=== EXERCISE BRIEF ===
Leaving out every picture, quote the data below exactly as it appears.
==== TASK DATA ====
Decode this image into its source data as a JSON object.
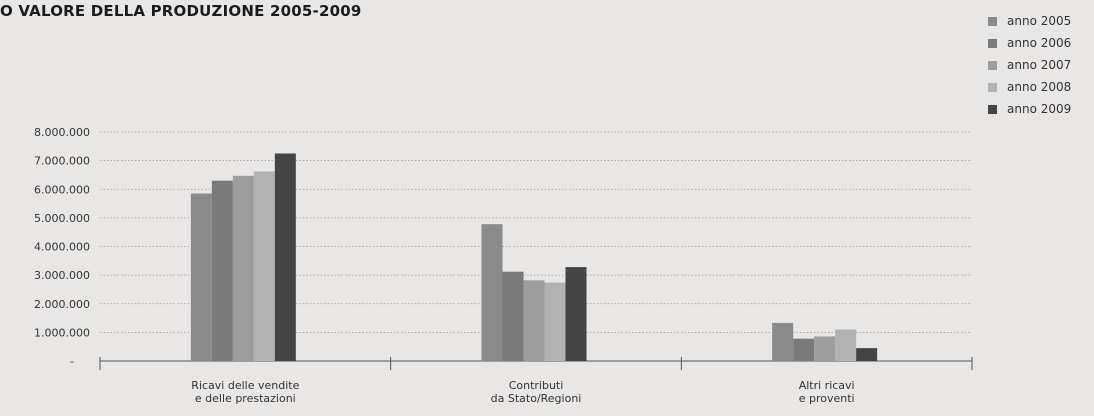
{
  "title": "O VALORE DELLA PRODUZIONE 2005-2009",
  "colors": {
    "background": "#e9e7e6",
    "grid": "#9a9a9a",
    "axis": "#555555"
  },
  "chart_data": {
    "type": "bar",
    "title": "O VALORE DELLA PRODUZIONE 2005-2009",
    "categories": [
      [
        "Ricavi delle vendite",
        "e delle prestazioni"
      ],
      [
        "Contributi",
        "da Stato/Regioni"
      ],
      [
        "Altri ricavi",
        "e proventi"
      ]
    ],
    "series": [
      {
        "name": "anno 2005",
        "color": "#8a8a8a",
        "values": [
          5850000,
          4780000,
          1330000
        ]
      },
      {
        "name": "anno 2006",
        "color": "#7a7a7a",
        "values": [
          6300000,
          3120000,
          780000
        ]
      },
      {
        "name": "anno 2007",
        "color": "#9d9d9d",
        "values": [
          6470000,
          2820000,
          860000
        ]
      },
      {
        "name": "anno 2008",
        "color": "#b2b2b2",
        "values": [
          6620000,
          2740000,
          1100000
        ]
      },
      {
        "name": "anno 2009",
        "color": "#444444",
        "values": [
          7250000,
          3280000,
          450000
        ]
      }
    ],
    "yticks": [
      {
        "value": 0,
        "label": "-"
      },
      {
        "value": 1000000,
        "label": "1.000.000"
      },
      {
        "value": 2000000,
        "label": "2.000.000"
      },
      {
        "value": 3000000,
        "label": "3.000.000"
      },
      {
        "value": 4000000,
        "label": "4.000.000"
      },
      {
        "value": 5000000,
        "label": "5.000.000"
      },
      {
        "value": 6000000,
        "label": "6.000.000"
      },
      {
        "value": 7000000,
        "label": "7.000.000"
      },
      {
        "value": 8000000,
        "label": "8.000.000"
      }
    ],
    "ylim": [
      0,
      8000000
    ],
    "grid": "dotted horizontal",
    "legend_position": "top-right"
  }
}
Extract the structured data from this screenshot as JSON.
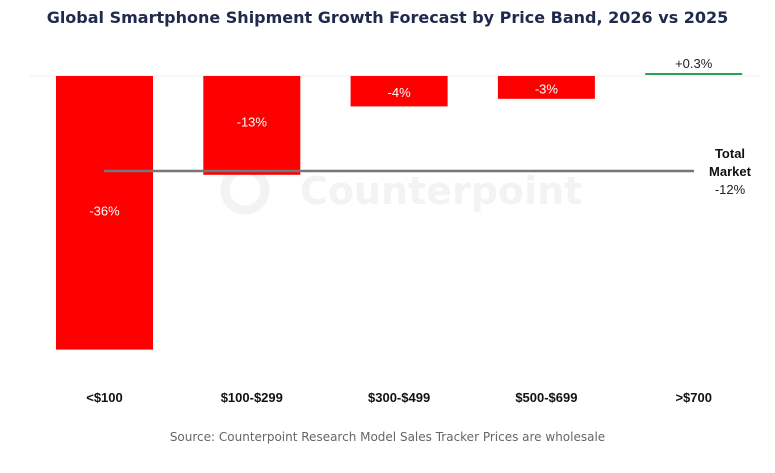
{
  "chart_data": {
    "type": "bar",
    "title": "Global Smartphone Shipment Growth Forecast by Price Band, 2026 vs 2025",
    "categories": [
      "<$100",
      "$100-$299",
      "$300-$499",
      "$500-$699",
      ">$700"
    ],
    "values": [
      -36,
      -13,
      -4,
      -3,
      0.3
    ],
    "data_labels": [
      "-36%",
      "-13%",
      "-4%",
      "-3%",
      "+0.3%"
    ],
    "ylim": [
      -36,
      0.3
    ],
    "grid": false,
    "reference_line": {
      "label_line1": "Total",
      "label_line2": "Market",
      "value": -12,
      "value_label": "-12%"
    },
    "colors": {
      "negative": "#ff0000",
      "positive": "#2ea05a",
      "reference": "#777777"
    },
    "watermark": "Counterpoint"
  },
  "source": "Source: Counterpoint Research Model Sales Tracker Prices are wholesale"
}
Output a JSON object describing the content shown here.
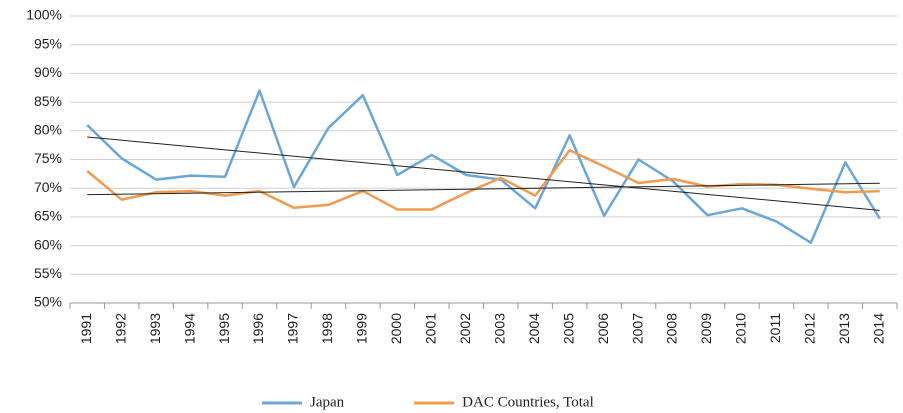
{
  "chart_data": {
    "type": "line",
    "categories": [
      "1991",
      "1992",
      "1993",
      "1994",
      "1995",
      "1996",
      "1997",
      "1998",
      "1999",
      "2000",
      "2001",
      "2002",
      "2003",
      "2004",
      "2005",
      "2006",
      "2007",
      "2008",
      "2009",
      "2010",
      "2011",
      "2012",
      "2013",
      "2014"
    ],
    "series": [
      {
        "name": "Japan",
        "color": "#6aa7d8",
        "values": [
          81,
          75.2,
          71.5,
          72.2,
          72,
          87,
          70.2,
          80.5,
          86.2,
          72.3,
          75.8,
          72.3,
          71.5,
          66.5,
          79.2,
          65.2,
          75,
          71.2,
          65.3,
          66.5,
          64.2,
          60.5,
          74.5,
          64.7
        ]
      },
      {
        "name": "DAC Countries, Total",
        "color": "#f29a4e",
        "values": [
          73,
          68,
          69.3,
          69.5,
          68.7,
          69.5,
          66.6,
          67.1,
          69.5,
          66.3,
          66.3,
          69.2,
          71.8,
          68.7,
          76.6,
          73.8,
          70.9,
          71.6,
          70.3,
          70.7,
          70.6,
          69.9,
          69.3,
          69.5
        ]
      }
    ],
    "ylim": [
      50,
      100
    ],
    "yticks": [
      {
        "value": 50,
        "label": "50%"
      },
      {
        "value": 55,
        "label": "55%"
      },
      {
        "value": 60,
        "label": "60%"
      },
      {
        "value": 65,
        "label": "65%"
      },
      {
        "value": 70,
        "label": "70%"
      },
      {
        "value": 75,
        "label": "75%"
      },
      {
        "value": 80,
        "label": "80%"
      },
      {
        "value": 85,
        "label": "85%"
      },
      {
        "value": 90,
        "label": "90%"
      },
      {
        "value": 95,
        "label": "95%"
      },
      {
        "value": 100,
        "label": "100%"
      }
    ],
    "grid": true,
    "trendline": true,
    "legend": "bottom"
  }
}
====
=== REPLY TO THE TASK ===
Decode this image into its source data as a JSON object.
{
  "title": "O VALORE DELLA PRODUZIONE 2005-2009",
  "colors": {
    "background": "#e9e7e6",
    "grid": "#9a9a9a",
    "axis": "#555555"
  },
  "chart_data": {
    "type": "bar",
    "title": "O VALORE DELLA PRODUZIONE 2005-2009",
    "categories": [
      [
        "Ricavi delle vendite",
        "e delle prestazioni"
      ],
      [
        "Contributi",
        "da Stato/Regioni"
      ],
      [
        "Altri ricavi",
        "e proventi"
      ]
    ],
    "series": [
      {
        "name": "anno 2005",
        "color": "#8a8a8a",
        "values": [
          5850000,
          4780000,
          1330000
        ]
      },
      {
        "name": "anno 2006",
        "color": "#7a7a7a",
        "values": [
          6300000,
          3120000,
          780000
        ]
      },
      {
        "name": "anno 2007",
        "color": "#9d9d9d",
        "values": [
          6470000,
          2820000,
          860000
        ]
      },
      {
        "name": "anno 2008",
        "color": "#b2b2b2",
        "values": [
          6620000,
          2740000,
          1100000
        ]
      },
      {
        "name": "anno 2009",
        "color": "#444444",
        "values": [
          7250000,
          3280000,
          450000
        ]
      }
    ],
    "yticks": [
      {
        "value": 0,
        "label": "-"
      },
      {
        "value": 1000000,
        "label": "1.000.000"
      },
      {
        "value": 2000000,
        "label": "2.000.000"
      },
      {
        "value": 3000000,
        "label": "3.000.000"
      },
      {
        "value": 4000000,
        "label": "4.000.000"
      },
      {
        "value": 5000000,
        "label": "5.000.000"
      },
      {
        "value": 6000000,
        "label": "6.000.000"
      },
      {
        "value": 7000000,
        "label": "7.000.000"
      },
      {
        "value": 8000000,
        "label": "8.000.000"
      }
    ],
    "ylim": [
      0,
      8000000
    ],
    "grid": "dotted horizontal",
    "legend_position": "top-right"
  }
}
Extract the structured data from this screenshot as JSON.
{
  "chart_data": {
    "type": "bar",
    "title": "Global Smartphone Shipment Growth Forecast by Price Band, 2026 vs 2025",
    "categories": [
      "<$100",
      "$100-$299",
      "$300-$499",
      "$500-$699",
      ">$700"
    ],
    "values": [
      -36,
      -13,
      -4,
      -3,
      0.3
    ],
    "data_labels": [
      "-36%",
      "-13%",
      "-4%",
      "-3%",
      "+0.3%"
    ],
    "ylim": [
      -36,
      0.3
    ],
    "grid": false,
    "reference_line": {
      "label_line1": "Total",
      "label_line2": "Market",
      "value": -12,
      "value_label": "-12%"
    },
    "colors": {
      "negative": "#ff0000",
      "positive": "#2ea05a",
      "reference": "#777777"
    },
    "watermark": "Counterpoint"
  },
  "source": "Source: Counterpoint Research Model Sales Tracker Prices are wholesale"
}
Output a JSON object describing the content shown here.
{
  "chart_data": {
    "type": "line",
    "categories": [
      "1991",
      "1992",
      "1993",
      "1994",
      "1995",
      "1996",
      "1997",
      "1998",
      "1999",
      "2000",
      "2001",
      "2002",
      "2003",
      "2004",
      "2005",
      "2006",
      "2007",
      "2008",
      "2009",
      "2010",
      "2011",
      "2012",
      "2013",
      "2014"
    ],
    "series": [
      {
        "name": "Japan",
        "color": "#6aa7d8",
        "values": [
          81,
          75.2,
          71.5,
          72.2,
          72,
          87,
          70.2,
          80.5,
          86.2,
          72.3,
          75.8,
          72.3,
          71.5,
          66.5,
          79.2,
          65.2,
          75,
          71.2,
          65.3,
          66.5,
          64.2,
          60.5,
          74.5,
          64.7
        ]
      },
      {
        "name": "DAC Countries, Total",
        "color": "#f29a4e",
        "values": [
          73,
          68,
          69.3,
          69.5,
          68.7,
          69.5,
          66.6,
          67.1,
          69.5,
          66.3,
          66.3,
          69.2,
          71.8,
          68.7,
          76.6,
          73.8,
          70.9,
          71.6,
          70.3,
          70.7,
          70.6,
          69.9,
          69.3,
          69.5
        ]
      }
    ],
    "ylim": [
      50,
      100
    ],
    "yticks": [
      {
        "value": 50,
        "label": "50%"
      },
      {
        "value": 55,
        "label": "55%"
      },
      {
        "value": 60,
        "label": "60%"
      },
      {
        "value": 65,
        "label": "65%"
      },
      {
        "value": 70,
        "label": "70%"
      },
      {
        "value": 75,
        "label": "75%"
      },
      {
        "value": 80,
        "label": "80%"
      },
      {
        "value": 85,
        "label": "85%"
      },
      {
        "value": 90,
        "label": "90%"
      },
      {
        "value": 95,
        "label": "95%"
      },
      {
        "value": 100,
        "label": "100%"
      }
    ],
    "grid": true,
    "trendline": true,
    "legend": "bottom"
  }
}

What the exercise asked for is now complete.